- [TASK DETAILS]:
Retype each entry below exactly as it stands.
---------- DATA FOR THE TASK ----------
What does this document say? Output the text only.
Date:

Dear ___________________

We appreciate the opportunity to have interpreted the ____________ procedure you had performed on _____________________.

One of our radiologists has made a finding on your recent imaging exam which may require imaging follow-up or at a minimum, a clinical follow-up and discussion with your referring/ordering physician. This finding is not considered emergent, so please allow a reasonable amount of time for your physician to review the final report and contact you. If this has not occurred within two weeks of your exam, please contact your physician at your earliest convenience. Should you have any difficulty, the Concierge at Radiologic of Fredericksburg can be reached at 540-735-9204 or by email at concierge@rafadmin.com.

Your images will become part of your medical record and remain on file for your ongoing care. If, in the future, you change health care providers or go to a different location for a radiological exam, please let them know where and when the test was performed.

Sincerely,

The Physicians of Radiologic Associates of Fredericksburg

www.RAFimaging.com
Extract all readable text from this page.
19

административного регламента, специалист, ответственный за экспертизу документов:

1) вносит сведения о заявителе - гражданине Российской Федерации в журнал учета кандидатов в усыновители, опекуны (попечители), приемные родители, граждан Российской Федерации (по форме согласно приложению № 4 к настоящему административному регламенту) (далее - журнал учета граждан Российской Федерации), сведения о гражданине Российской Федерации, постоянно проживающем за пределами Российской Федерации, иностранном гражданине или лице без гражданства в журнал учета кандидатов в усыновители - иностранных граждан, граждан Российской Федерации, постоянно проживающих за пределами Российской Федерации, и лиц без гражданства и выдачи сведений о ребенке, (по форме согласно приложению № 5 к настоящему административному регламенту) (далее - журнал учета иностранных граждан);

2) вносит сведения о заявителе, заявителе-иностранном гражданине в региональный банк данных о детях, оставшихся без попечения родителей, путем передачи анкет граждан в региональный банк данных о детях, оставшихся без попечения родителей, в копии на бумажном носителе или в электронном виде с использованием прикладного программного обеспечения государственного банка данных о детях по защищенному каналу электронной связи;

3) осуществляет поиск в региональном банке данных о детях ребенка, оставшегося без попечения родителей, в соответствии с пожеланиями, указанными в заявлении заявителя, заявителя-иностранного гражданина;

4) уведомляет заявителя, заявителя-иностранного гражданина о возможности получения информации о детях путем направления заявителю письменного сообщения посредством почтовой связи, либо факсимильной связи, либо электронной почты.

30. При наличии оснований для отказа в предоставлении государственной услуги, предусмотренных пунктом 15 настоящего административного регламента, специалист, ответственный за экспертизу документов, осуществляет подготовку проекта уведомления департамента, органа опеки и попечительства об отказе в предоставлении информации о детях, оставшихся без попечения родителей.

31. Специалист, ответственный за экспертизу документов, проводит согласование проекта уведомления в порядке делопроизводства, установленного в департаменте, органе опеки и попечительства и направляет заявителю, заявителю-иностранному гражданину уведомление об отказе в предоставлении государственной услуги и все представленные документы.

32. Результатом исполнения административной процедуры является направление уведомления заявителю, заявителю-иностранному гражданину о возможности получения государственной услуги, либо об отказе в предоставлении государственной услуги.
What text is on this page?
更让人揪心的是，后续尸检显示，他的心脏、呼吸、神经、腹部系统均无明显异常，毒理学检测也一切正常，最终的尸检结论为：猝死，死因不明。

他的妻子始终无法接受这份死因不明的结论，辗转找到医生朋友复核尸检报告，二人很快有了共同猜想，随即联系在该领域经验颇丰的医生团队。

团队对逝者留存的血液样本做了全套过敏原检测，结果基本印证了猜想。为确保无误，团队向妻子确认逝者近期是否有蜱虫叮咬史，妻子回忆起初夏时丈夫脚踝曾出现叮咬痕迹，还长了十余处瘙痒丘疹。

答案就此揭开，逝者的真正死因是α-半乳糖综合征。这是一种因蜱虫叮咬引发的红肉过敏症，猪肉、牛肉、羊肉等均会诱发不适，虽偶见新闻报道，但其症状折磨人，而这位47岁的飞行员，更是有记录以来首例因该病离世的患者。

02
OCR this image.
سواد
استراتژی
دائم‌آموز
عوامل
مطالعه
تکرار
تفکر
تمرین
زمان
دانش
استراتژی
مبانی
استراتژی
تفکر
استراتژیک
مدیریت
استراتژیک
----------
- [SOLUTION]:
What does this document say? Output the text only.
Date:

Dear ___________________

We appreciate the opportunity to have interpreted the ____________ procedure you had performed on _____________________.

One of our radiologists has made a finding on your recent imaging exam which may require imaging follow-up or at a minimum, a clinical follow-up and discussion with your referring/ordering physician. This finding is not considered emergent, so please allow a reasonable amount of time for your physician to review the final report and contact you. If this has not occurred within two weeks of your exam, please contact your physician at your earliest convenience. Should you have any difficulty, the Concierge at Radiologic of Fredericksburg can be reached at 540-735-9204 or by email at concierge@rafadmin.com.

Your images will become part of your medical record and remain on file for your ongoing care. If, in the future, you change health care providers or go to a different location for a radiological exam, please let them know where and when the test was performed.

Sincerely,

The Physicians of Radiologic Associates of Fredericksburg

www.RAFimaging.com
Extract all readable text from this page.
19

административного регламента, специалист, ответственный за экспертизу документов:

1) вносит сведения о заявителе - гражданине Российской Федерации в журнал учета кандидатов в усыновители, опекуны (попечители), приемные родители, граждан Российской Федерации (по форме согласно приложению № 4 к настоящему административному регламенту) (далее - журнал учета граждан Российской Федерации), сведения о гражданине Российской Федерации, постоянно проживающем за пределами Российской Федерации, иностранном гражданине или лице без гражданства в журнал учета кандидатов в усыновители - иностранных граждан, граждан Российской Федерации, постоянно проживающих за пределами Российской Федерации, и лиц без гражданства и выдачи сведений о ребенке, (по форме согласно приложению № 5 к настоящему административному регламенту) (далее - журнал учета иностранных граждан);

2) вносит сведения о заявителе, заявителе-иностранном гражданине в региональный банк данных о детях, оставшихся без попечения родителей, путем передачи анкет граждан в региональный банк данных о детях, оставшихся без попечения родителей, в копии на бумажном носителе или в электронном виде с использованием прикладного программного обеспечения государственного банка данных о детях по защищенному каналу электронной связи;

3) осуществляет поиск в региональном банке данных о детях ребенка, оставшегося без попечения родителей, в соответствии с пожеланиями, указанными в заявлении заявителя, заявителя-иностранного гражданина;

4) уведомляет заявителя, заявителя-иностранного гражданина о возможности получения информации о детях путем направления заявителю письменного сообщения посредством почтовой связи, либо факсимильной связи, либо электронной почты.

30. При наличии оснований для отказа в предоставлении государственной услуги, предусмотренных пунктом 15 настоящего административного регламента, специалист, ответственный за экспертизу документов, осуществляет подготовку проекта уведомления департамента, органа опеки и попечительства об отказе в предоставлении информации о детях, оставшихся без попечения родителей.

31. Специалист, ответственный за экспертизу документов, проводит согласование проекта уведомления в порядке делопроизводства, установленного в департаменте, органе опеки и попечительства и направляет заявителю, заявителю-иностранному гражданину уведомление об отказе в предоставлении государственной услуги и все представленные документы.

32. Результатом исполнения административной процедуры является направление уведомления заявителю, заявителю-иностранному гражданину о возможности получения государственной услуги, либо об отказе в предоставлении государственной услуги.
What text is on this page?
更让人揪心的是，后续尸检显示，他的心脏、呼吸、神经、腹部系统均无明显异常，毒理学检测也一切正常，最终的尸检结论为：猝死，死因不明。

他的妻子始终无法接受这份死因不明的结论，辗转找到医生朋友复核尸检报告，二人很快有了共同猜想，随即联系在该领域经验颇丰的医生团队。

团队对逝者留存的血液样本做了全套过敏原检测，结果基本印证了猜想。为确保无误，团队向妻子确认逝者近期是否有蜱虫叮咬史，妻子回忆起初夏时丈夫脚踝曾出现叮咬痕迹，还长了十余处瘙痒丘疹。

答案就此揭开，逝者的真正死因是α-半乳糖综合征。这是一种因蜱虫叮咬引发的红肉过敏症，猪肉、牛肉、羊肉等均会诱发不适，虽偶见新闻报道，但其症状折磨人，而这位47岁的飞行员，更是有记录以来首例因该病离世的患者。

02
OCR this image.
سواد
استراتژی
دائم‌آموز
عوامل
مطالعه
تکرار
تفکر
تمرین
زمان
دانش
استراتژی
مبانی
استراتژی
تفکر
استراتژیک
مدیریت
استراتژیک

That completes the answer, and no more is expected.